Identify the lines that contain the word "nemob" and copy each one.

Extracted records
:::

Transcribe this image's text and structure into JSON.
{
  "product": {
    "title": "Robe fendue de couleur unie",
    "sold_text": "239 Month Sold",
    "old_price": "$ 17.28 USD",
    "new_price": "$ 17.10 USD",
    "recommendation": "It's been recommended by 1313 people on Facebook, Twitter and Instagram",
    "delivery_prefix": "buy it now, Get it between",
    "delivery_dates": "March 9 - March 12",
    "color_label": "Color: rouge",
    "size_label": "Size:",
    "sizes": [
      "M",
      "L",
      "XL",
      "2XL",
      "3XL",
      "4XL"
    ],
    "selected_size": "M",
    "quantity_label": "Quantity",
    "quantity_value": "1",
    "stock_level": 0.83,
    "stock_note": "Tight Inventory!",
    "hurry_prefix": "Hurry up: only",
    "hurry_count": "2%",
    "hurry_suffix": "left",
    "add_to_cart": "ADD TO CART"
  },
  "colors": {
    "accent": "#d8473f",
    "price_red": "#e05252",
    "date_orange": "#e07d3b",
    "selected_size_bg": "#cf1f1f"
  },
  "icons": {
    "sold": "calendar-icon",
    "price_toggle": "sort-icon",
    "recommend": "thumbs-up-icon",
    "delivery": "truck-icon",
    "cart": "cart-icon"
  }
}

:::

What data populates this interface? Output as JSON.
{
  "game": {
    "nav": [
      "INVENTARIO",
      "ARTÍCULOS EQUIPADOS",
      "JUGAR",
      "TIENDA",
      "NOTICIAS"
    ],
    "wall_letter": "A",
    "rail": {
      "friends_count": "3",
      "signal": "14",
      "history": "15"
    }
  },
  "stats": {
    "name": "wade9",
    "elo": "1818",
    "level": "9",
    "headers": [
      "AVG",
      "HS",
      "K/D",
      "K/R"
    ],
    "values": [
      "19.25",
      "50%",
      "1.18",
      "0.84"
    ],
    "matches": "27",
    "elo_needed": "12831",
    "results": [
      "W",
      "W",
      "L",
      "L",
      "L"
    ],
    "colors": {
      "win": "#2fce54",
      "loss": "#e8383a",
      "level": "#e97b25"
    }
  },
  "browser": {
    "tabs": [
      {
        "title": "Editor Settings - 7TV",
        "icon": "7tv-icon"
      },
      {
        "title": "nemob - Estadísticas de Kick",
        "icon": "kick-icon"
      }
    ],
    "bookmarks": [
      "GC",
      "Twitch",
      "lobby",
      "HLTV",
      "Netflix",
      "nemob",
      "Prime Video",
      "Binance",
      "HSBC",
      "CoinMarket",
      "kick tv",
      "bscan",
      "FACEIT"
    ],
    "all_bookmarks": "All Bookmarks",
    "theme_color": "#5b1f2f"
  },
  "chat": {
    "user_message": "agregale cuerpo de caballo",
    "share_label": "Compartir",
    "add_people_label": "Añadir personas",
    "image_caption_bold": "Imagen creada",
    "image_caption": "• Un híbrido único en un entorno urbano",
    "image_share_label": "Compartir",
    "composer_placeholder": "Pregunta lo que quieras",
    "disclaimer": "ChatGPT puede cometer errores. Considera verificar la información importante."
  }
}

:::

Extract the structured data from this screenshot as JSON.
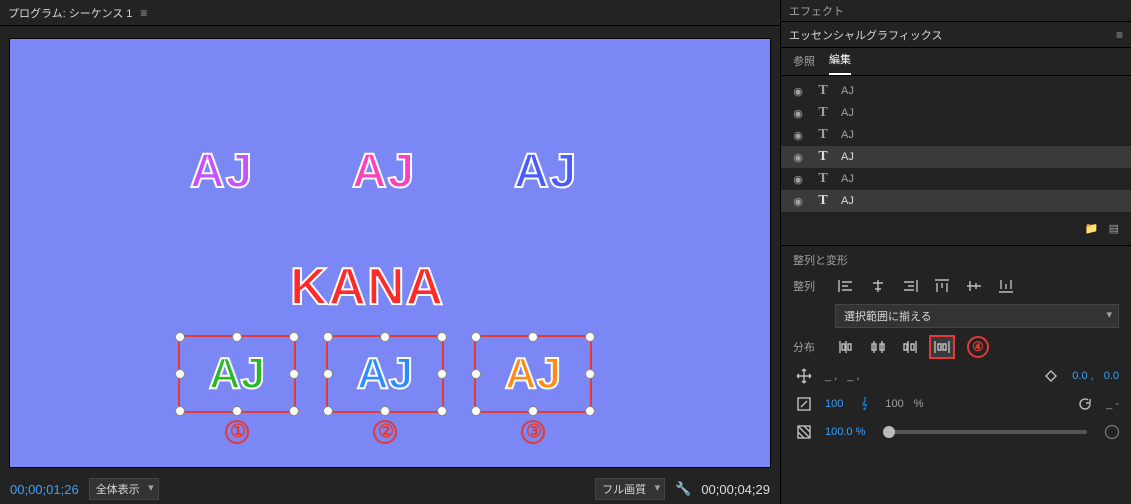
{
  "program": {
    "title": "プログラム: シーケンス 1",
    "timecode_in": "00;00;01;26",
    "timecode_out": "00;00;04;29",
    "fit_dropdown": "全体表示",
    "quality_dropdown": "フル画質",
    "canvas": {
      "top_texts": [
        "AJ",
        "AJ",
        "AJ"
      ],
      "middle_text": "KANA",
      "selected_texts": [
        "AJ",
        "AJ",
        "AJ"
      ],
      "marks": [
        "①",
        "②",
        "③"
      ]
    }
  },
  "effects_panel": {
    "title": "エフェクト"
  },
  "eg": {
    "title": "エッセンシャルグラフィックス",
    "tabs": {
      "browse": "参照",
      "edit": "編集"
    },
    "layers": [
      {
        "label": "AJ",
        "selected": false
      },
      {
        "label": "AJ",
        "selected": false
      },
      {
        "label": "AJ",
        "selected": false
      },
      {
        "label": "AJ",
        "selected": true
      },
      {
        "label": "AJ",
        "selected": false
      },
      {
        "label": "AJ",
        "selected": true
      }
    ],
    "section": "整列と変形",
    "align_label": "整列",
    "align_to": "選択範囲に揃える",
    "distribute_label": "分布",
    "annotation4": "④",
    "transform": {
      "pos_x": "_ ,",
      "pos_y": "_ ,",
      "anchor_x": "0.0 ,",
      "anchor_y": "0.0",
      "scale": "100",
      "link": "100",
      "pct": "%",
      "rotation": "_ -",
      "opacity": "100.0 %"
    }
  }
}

:::

→ Worked answer:
        "title": "nemob - Estadísticas de Kick",
      "nemob",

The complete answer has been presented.